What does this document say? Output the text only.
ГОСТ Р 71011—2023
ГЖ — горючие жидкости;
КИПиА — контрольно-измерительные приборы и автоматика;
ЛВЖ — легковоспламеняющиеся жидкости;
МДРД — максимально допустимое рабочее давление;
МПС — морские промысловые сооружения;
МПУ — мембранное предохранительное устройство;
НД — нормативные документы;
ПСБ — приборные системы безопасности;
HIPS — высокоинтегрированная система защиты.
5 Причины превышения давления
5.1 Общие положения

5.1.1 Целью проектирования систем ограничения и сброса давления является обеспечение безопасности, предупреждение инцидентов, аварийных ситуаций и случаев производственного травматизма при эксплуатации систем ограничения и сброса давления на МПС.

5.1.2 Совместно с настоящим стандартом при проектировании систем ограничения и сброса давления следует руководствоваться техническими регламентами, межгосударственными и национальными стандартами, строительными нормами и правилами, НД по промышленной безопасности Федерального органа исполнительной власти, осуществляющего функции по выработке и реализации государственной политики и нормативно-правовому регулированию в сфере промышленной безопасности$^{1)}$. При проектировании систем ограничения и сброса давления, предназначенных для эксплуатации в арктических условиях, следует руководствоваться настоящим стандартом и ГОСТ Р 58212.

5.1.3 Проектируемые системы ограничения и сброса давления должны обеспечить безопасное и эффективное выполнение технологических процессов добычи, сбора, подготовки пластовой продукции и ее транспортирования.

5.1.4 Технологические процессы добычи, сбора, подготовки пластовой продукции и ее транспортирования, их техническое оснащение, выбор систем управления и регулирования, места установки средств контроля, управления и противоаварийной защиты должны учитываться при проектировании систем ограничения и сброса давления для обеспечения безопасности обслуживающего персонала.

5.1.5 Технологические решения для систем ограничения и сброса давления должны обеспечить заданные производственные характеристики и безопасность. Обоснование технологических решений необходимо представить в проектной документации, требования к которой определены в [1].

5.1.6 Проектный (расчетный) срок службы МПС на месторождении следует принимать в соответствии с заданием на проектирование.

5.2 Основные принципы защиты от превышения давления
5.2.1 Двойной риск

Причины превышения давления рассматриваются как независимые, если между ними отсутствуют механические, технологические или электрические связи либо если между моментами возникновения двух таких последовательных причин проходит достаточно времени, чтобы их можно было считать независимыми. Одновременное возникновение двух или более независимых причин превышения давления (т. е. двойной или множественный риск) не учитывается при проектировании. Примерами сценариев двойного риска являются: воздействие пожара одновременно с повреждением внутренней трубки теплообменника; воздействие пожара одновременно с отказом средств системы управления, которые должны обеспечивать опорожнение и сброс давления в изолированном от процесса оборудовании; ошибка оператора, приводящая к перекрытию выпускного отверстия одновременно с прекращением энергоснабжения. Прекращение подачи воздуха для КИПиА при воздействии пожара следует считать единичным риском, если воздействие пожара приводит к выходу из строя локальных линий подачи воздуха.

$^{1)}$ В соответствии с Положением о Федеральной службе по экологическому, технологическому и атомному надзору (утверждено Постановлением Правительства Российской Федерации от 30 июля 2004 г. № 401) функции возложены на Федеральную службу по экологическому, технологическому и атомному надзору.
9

**Exercise**
Write out all the entries exactly.

**Finished exercise**
What does this document say? Output the text only.
ГОСТ Р 71011—2023
ГЖ — горючие жидкости;
КИПиА — контрольно-измерительные приборы и автоматика;
ЛВЖ — легковоспламеняющиеся жидкости;
МДРД — максимально допустимое рабочее давление;
МПС — морские промысловые сооружения;
МПУ — мембранное предохранительное устройство;
НД — нормативные документы;
ПСБ — приборные системы безопасности;
HIPS — высокоинтегрированная система защиты.
5 Причины превышения давления
5.1 Общие положения

5.1.1 Целью проектирования систем ограничения и сброса давления является обеспечение безопасности, предупреждение инцидентов, аварийных ситуаций и случаев производственного травматизма при эксплуатации систем ограничения и сброса давления на МПС.

5.1.2 Совместно с настоящим стандартом при проектировании систем ограничения и сброса давления следует руководствоваться техническими регламентами, межгосударственными и национальными стандартами, строительными нормами и правилами, НД по промышленной безопасности Федерального органа исполнительной власти, осуществляющего функции по выработке и реализации государственной политики и нормативно-правовому регулированию в сфере промышленной безопасности$^{1)}$. При проектировании систем ограничения и сброса давления, предназначенных для эксплуатации в арктических условиях, следует руководствоваться настоящим стандартом и ГОСТ Р 58212.

5.1.3 Проектируемые системы ограничения и сброса давления должны обеспечить безопасное и эффективное выполнение технологических процессов добычи, сбора, подготовки пластовой продукции и ее транспортирования.

5.1.4 Технологические процессы добычи, сбора, подготовки пластовой продукции и ее транспортирования, их техническое оснащение, выбор систем управления и регулирования, места установки средств контроля, управления и противоаварийной защиты должны учитываться при проектировании систем ограничения и сброса давления для обеспечения безопасности обслуживающего персонала.

5.1.5 Технологические решения для систем ограничения и сброса давления должны обеспечить заданные производственные характеристики и безопасность. Обоснование технологических решений необходимо представить в проектной документации, требования к которой определены в [1].

5.1.6 Проектный (расчетный) срок службы МПС на месторождении следует принимать в соответствии с заданием на проектирование.

5.2 Основные принципы защиты от превышения давления
5.2.1 Двойной риск

Причины превышения давления рассматриваются как независимые, если между ними отсутствуют механические, технологические или электрические связи либо если между моментами возникновения двух таких последовательных причин проходит достаточно времени, чтобы их можно было считать независимыми. Одновременное возникновение двух или более независимых причин превышения давления (т. е. двойной или множественный риск) не учитывается при проектировании. Примерами сценариев двойного риска являются: воздействие пожара одновременно с повреждением внутренней трубки теплообменника; воздействие пожара одновременно с отказом средств системы управления, которые должны обеспечивать опорожнение и сброс давления в изолированном от процесса оборудовании; ошибка оператора, приводящая к перекрытию выпускного отверстия одновременно с прекращением энергоснабжения. Прекращение подачи воздуха для КИПиА при воздействии пожара следует считать единичным риском, если воздействие пожара приводит к выходу из строя локальных линий подачи воздуха.

$^{1)}$ В соответствии с Положением о Федеральной службе по экологическому, технологическому и атомному надзору (утверждено Постановлением Правительства Российской Федерации от 30 июля 2004 г. № 401) функции возложены на Федеральную службу по экологическому, технологическому и атомному надзору.
9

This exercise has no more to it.